> [DO THIS]: Reproduce all of the data below without alteration; exclude every picture.

------ DATA SUPPLIED ------

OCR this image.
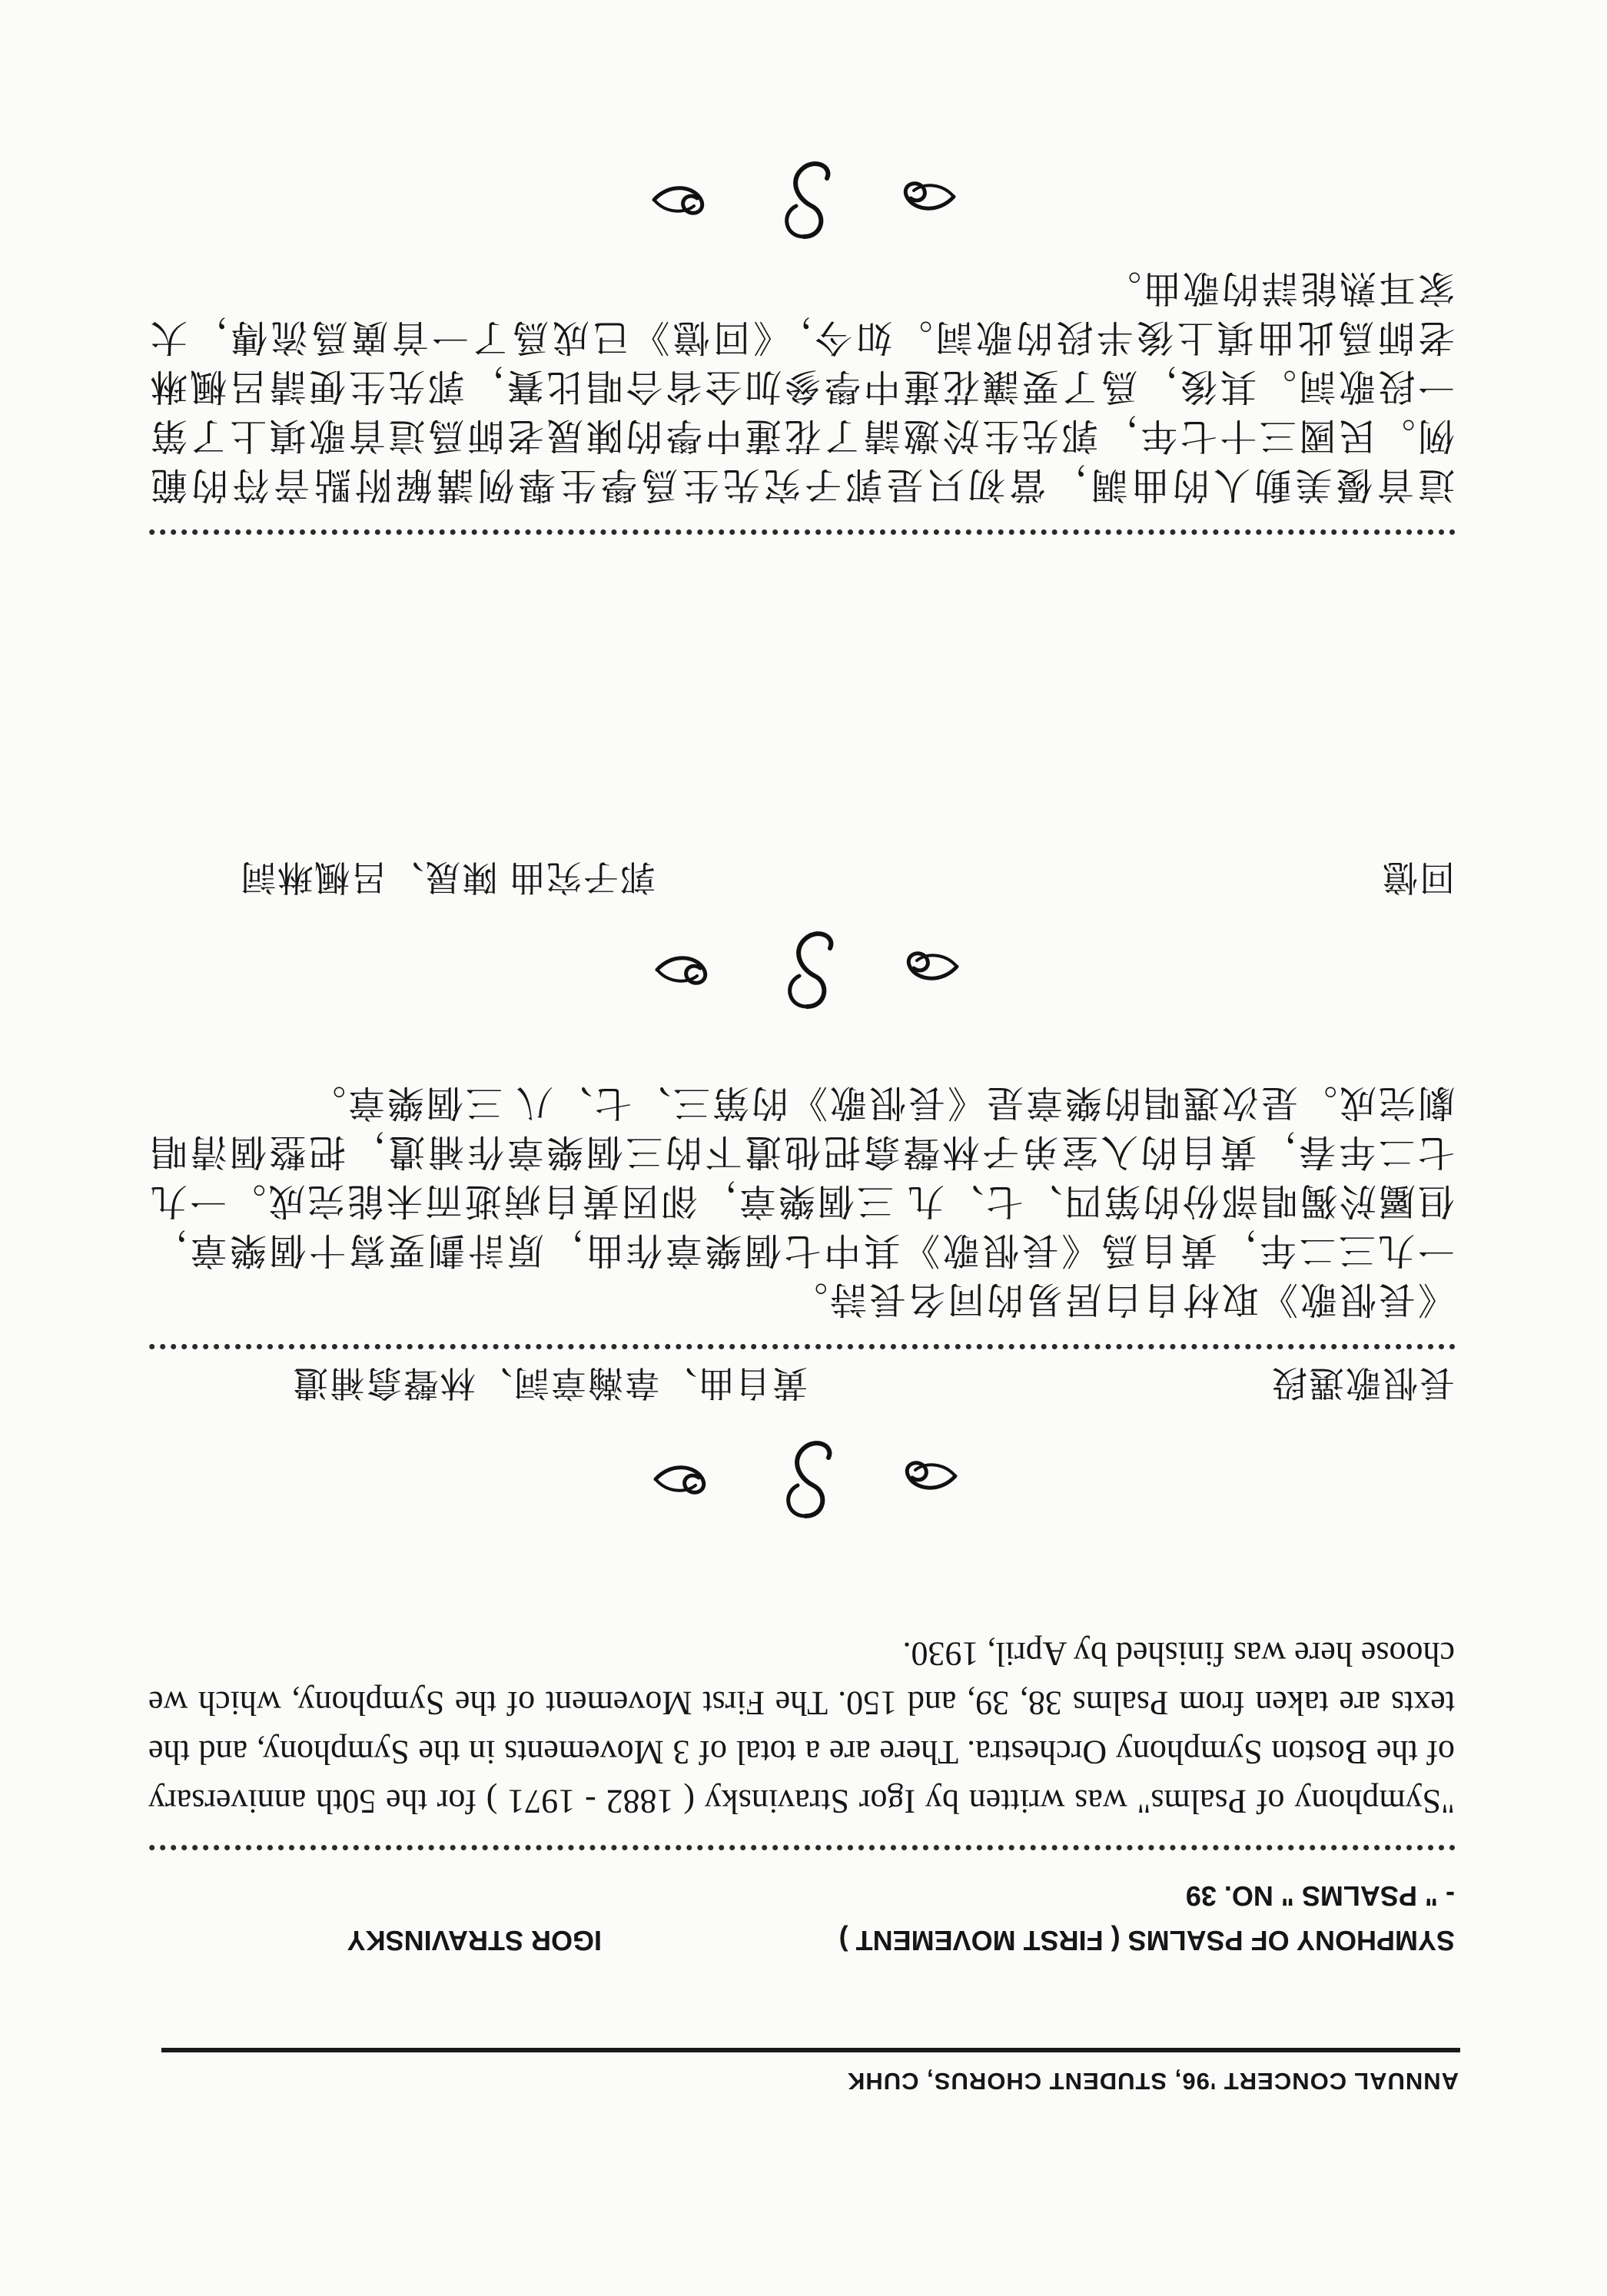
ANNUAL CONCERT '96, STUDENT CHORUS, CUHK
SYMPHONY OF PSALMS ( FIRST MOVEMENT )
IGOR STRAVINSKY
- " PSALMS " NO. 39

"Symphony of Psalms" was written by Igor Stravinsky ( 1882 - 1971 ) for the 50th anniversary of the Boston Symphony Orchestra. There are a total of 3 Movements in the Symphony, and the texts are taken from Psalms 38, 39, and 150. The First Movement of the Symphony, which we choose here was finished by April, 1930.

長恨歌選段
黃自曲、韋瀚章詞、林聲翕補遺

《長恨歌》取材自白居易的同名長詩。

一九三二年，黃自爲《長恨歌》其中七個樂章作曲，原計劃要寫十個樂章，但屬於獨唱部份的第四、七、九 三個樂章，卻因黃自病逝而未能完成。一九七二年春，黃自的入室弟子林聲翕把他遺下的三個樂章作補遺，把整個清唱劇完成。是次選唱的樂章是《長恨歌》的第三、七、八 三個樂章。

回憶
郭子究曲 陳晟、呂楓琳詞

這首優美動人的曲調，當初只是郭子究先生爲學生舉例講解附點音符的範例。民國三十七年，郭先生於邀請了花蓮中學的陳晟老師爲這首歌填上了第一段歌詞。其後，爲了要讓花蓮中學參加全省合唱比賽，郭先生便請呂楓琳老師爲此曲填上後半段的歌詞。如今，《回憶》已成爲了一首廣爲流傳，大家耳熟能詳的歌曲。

------

> [ANSWER BELOW]:
OCR this image.
ANNUAL CONCERT '96, STUDENT CHORUS, CUHK
SYMPHONY OF PSALMS ( FIRST MOVEMENT )
IGOR STRAVINSKY
- " PSALMS " NO. 39

"Symphony of Psalms" was written by Igor Stravinsky ( 1882 - 1971 ) for the 50th anniversary of the Boston Symphony Orchestra. There are a total of 3 Movements in the Symphony, and the texts are taken from Psalms 38, 39, and 150. The First Movement of the Symphony, which we choose here was finished by April, 1930.

長恨歌選段
黃自曲、韋瀚章詞、林聲翕補遺

《長恨歌》取材自白居易的同名長詩。

一九三二年，黃自爲《長恨歌》其中七個樂章作曲，原計劃要寫十個樂章，但屬於獨唱部份的第四、七、九 三個樂章，卻因黃自病逝而未能完成。一九七二年春，黃自的入室弟子林聲翕把他遺下的三個樂章作補遺，把整個清唱劇完成。是次選唱的樂章是《長恨歌》的第三、七、八 三個樂章。

回憶
郭子究曲 陳晟、呂楓琳詞

這首優美動人的曲調，當初只是郭子究先生爲學生舉例講解附點音符的範例。民國三十七年，郭先生於邀請了花蓮中學的陳晟老師爲這首歌填上了第一段歌詞。其後，爲了要讓花蓮中學參加全省合唱比賽，郭先生便請呂楓琳老師爲此曲填上後半段的歌詞。如今，《回憶》已成爲了一首廣爲流傳，大家耳熟能詳的歌曲。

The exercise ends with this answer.